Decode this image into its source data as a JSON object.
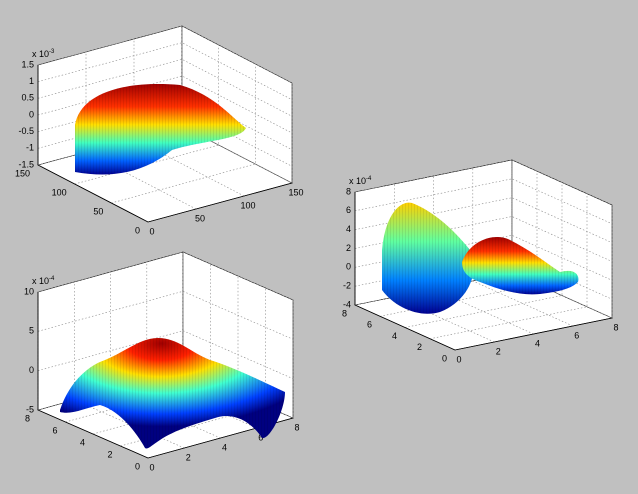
{
  "chart_data": [
    {
      "type": "surface",
      "zlabel_exponent": {
        "base": "x 10",
        "power": "-3"
      },
      "xlim": [
        0,
        150
      ],
      "xticks": [
        0,
        50,
        100,
        150
      ],
      "ylim": [
        0,
        150
      ],
      "yticks": [
        0,
        50,
        100,
        150
      ],
      "zlim": [
        -1.5,
        1.5
      ],
      "zticks": [
        -1.5,
        -1,
        -0.5,
        0,
        0.5,
        1,
        1.5
      ],
      "grid": true
    },
    {
      "type": "surface",
      "zlabel_exponent": {
        "base": "x 10",
        "power": "-4"
      },
      "xlim": [
        0,
        8
      ],
      "xticks": [
        0,
        2,
        4,
        6,
        8
      ],
      "ylim": [
        0,
        8
      ],
      "yticks": [
        0,
        2,
        4,
        6,
        8
      ],
      "zlim": [
        -4,
        8
      ],
      "zticks": [
        -4,
        -2,
        0,
        2,
        4,
        6,
        8
      ],
      "grid": true
    },
    {
      "type": "surface",
      "zlabel_exponent": {
        "base": "x 10",
        "power": "-4"
      },
      "xlim": [
        0,
        8
      ],
      "xticks": [
        0,
        2,
        4,
        6,
        8
      ],
      "ylim": [
        0,
        8
      ],
      "yticks": [
        0,
        2,
        4,
        6,
        8
      ],
      "zlim": [
        -5,
        10
      ],
      "zticks": [
        -5,
        0,
        5,
        10
      ],
      "grid": true
    }
  ]
}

━━━━━━━━━━━━━━━━━━━━━━━━━━━━━━

## Exercise instructions
Drop the pictures and reproduce the rest of the entries above exactly.

## Solved problem
Decode this image into its source data as a JSON object.
{
  "chart_data": [
    {
      "type": "surface",
      "zlabel_exponent": {
        "base": "x 10",
        "power": "-3"
      },
      "xlim": [
        0,
        150
      ],
      "xticks": [
        0,
        50,
        100,
        150
      ],
      "ylim": [
        0,
        150
      ],
      "yticks": [
        0,
        50,
        100,
        150
      ],
      "zlim": [
        -1.5,
        1.5
      ],
      "zticks": [
        -1.5,
        -1,
        -0.5,
        0,
        0.5,
        1,
        1.5
      ],
      "grid": true
    },
    {
      "type": "surface",
      "zlabel_exponent": {
        "base": "x 10",
        "power": "-4"
      },
      "xlim": [
        0,
        8
      ],
      "xticks": [
        0,
        2,
        4,
        6,
        8
      ],
      "ylim": [
        0,
        8
      ],
      "yticks": [
        0,
        2,
        4,
        6,
        8
      ],
      "zlim": [
        -4,
        8
      ],
      "zticks": [
        -4,
        -2,
        0,
        2,
        4,
        6,
        8
      ],
      "grid": true
    },
    {
      "type": "surface",
      "zlabel_exponent": {
        "base": "x 10",
        "power": "-4"
      },
      "xlim": [
        0,
        8
      ],
      "xticks": [
        0,
        2,
        4,
        6,
        8
      ],
      "ylim": [
        0,
        8
      ],
      "yticks": [
        0,
        2,
        4,
        6,
        8
      ],
      "zlim": [
        -5,
        10
      ],
      "zticks": [
        -5,
        0,
        5,
        10
      ],
      "grid": true
    }
  ]
}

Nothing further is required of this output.